*Instructions to follow:* Your task is to copy the listing exactly. Drop any pictures from the copy.

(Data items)
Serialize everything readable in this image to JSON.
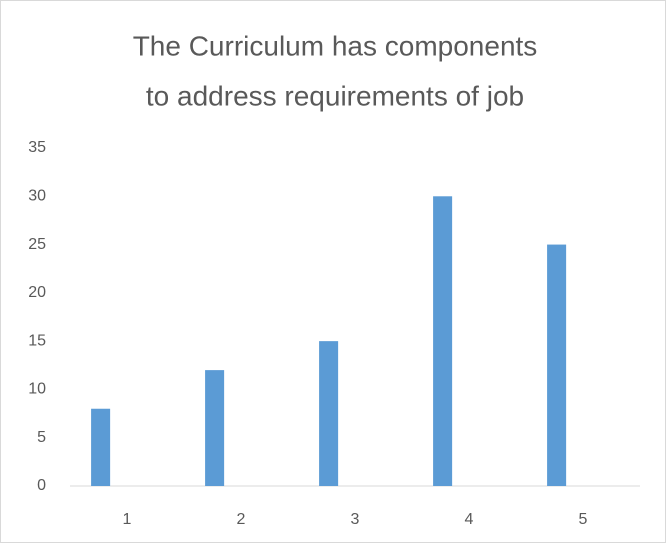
{
  "chart_data": {
    "type": "bar",
    "title": [
      "The Curriculum has components",
      "to address requirements of job"
    ],
    "categories": [
      "1",
      "2",
      "3",
      "4",
      "5"
    ],
    "values": [
      8,
      12,
      15,
      30,
      25
    ],
    "color": "#5b9bd5",
    "ylim": [
      0,
      35
    ],
    "yticks": [
      0,
      5,
      10,
      15,
      20,
      25,
      30,
      35
    ],
    "grid": false
  }
}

*Solution below:*
Serialize everything readable in this image to JSON.
{
  "chart_data": {
    "type": "bar",
    "title": [
      "The Curriculum has components",
      "to address requirements of job"
    ],
    "categories": [
      "1",
      "2",
      "3",
      "4",
      "5"
    ],
    "values": [
      8,
      12,
      15,
      30,
      25
    ],
    "color": "#5b9bd5",
    "ylim": [
      0,
      35
    ],
    "yticks": [
      0,
      5,
      10,
      15,
      20,
      25,
      30,
      35
    ],
    "grid": false
  }
}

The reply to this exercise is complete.